:: TASK ITEM ::
In the review below, how many friends and acquaintances does Bertsche say she has?

:: STUDY TEXT ::
▬▬▬▬▬▬▬▬▬▬

Bertsche quotes research that suggests people should have around 150 friends and acquaintances (people you’d stop to talk to in the streets). She has 130, so there is room for another 20. I have not done the calculation myself, but I can’t imagine I have that many.  At college people used to be surprised at how many people I knew, so maybe I know more people than I think. Do I count people I knew in England and online people who I’d love to meet? 🙂

I found the book inspiring in the sense that it made me reflect on my circle of friends and acquaintances. When I met a new woman the other day, and we didn’t stop chatting, I wondered if and how we could be friends. I also arranged to meet another friend, when I usually wait for her to contact me – I’m pretty poor at maintaining friend relationships. So, the book worked for me in that way.

On the other hand, the stories of 52 “friend dates” – and some more of Bertsche’s life happenings around it – started to get a little stale after a while. Admittedly, some of the dates she summarizes very briefly, but overall, it was just a bit too much of the same. A chapter at the end of the book with tips to make new friends would have been nice, if only a summary of what was mentioned throughout the book.

In all, I liked the book a lot for its inspirational power – it made me start to think and act upon friendship and that is useful.


Rating: 4 stars (out of 5)

Number of pages: 356

First published: 2011

I got this: bought it from a US online book retailer

Genre: non-fiction, memoir

Book Review: Between a Rock and a Hot Place by Tracey Jackson

Between a Rock and a Hot Place by Tracey Jackson

Rating: 5/5
Number of pages: 288
First published: 2012 (February)

▬▬▬▬▬▬▬▬▬▬

:: PROVIDED DATA ::
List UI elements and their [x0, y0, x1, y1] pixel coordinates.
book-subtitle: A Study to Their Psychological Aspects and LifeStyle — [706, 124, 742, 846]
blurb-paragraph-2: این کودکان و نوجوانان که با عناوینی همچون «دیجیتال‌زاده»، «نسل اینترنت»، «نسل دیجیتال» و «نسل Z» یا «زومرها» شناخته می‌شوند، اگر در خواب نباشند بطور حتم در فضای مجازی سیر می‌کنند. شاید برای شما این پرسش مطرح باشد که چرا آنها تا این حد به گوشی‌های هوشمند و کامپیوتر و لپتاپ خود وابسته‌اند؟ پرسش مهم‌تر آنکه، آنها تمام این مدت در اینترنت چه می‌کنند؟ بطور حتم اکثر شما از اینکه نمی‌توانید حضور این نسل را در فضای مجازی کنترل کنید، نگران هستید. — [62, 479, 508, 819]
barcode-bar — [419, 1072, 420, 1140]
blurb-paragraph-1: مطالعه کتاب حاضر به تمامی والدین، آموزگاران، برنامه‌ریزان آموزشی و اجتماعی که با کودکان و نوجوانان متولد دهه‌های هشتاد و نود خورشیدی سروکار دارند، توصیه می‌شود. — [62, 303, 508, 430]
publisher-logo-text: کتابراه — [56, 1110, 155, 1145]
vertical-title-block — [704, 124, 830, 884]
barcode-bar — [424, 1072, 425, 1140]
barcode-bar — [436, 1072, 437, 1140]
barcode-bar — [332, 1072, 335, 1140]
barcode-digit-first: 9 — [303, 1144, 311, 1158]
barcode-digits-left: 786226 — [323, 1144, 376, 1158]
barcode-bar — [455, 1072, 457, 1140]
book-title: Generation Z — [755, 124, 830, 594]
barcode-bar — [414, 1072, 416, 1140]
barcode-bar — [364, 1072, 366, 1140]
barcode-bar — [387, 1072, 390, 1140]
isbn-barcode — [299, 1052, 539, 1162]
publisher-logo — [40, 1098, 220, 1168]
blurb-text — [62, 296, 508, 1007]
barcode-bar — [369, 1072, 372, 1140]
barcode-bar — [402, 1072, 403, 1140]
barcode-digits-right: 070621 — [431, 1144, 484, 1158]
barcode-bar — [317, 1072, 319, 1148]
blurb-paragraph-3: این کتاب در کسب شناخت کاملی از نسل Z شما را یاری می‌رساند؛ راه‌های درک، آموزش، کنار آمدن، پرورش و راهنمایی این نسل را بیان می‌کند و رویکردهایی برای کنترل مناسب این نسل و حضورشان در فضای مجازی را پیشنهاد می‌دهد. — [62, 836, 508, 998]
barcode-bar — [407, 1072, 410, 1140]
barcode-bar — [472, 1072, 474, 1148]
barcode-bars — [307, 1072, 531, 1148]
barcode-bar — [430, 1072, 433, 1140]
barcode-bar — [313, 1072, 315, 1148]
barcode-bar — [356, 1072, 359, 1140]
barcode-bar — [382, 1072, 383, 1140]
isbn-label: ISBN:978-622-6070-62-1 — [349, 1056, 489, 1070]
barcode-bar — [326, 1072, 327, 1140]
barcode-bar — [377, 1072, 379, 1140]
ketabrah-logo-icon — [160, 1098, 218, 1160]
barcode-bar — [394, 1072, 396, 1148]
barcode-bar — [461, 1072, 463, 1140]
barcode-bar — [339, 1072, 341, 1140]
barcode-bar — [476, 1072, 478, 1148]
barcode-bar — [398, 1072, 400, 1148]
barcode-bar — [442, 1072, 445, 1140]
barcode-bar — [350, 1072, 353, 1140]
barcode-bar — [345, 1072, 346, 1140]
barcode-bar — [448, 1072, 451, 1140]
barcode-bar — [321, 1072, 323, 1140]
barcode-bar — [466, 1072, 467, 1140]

▬▬▬▬▬▬▬▬▬▬

:: RESULT OF THE TASK ::
130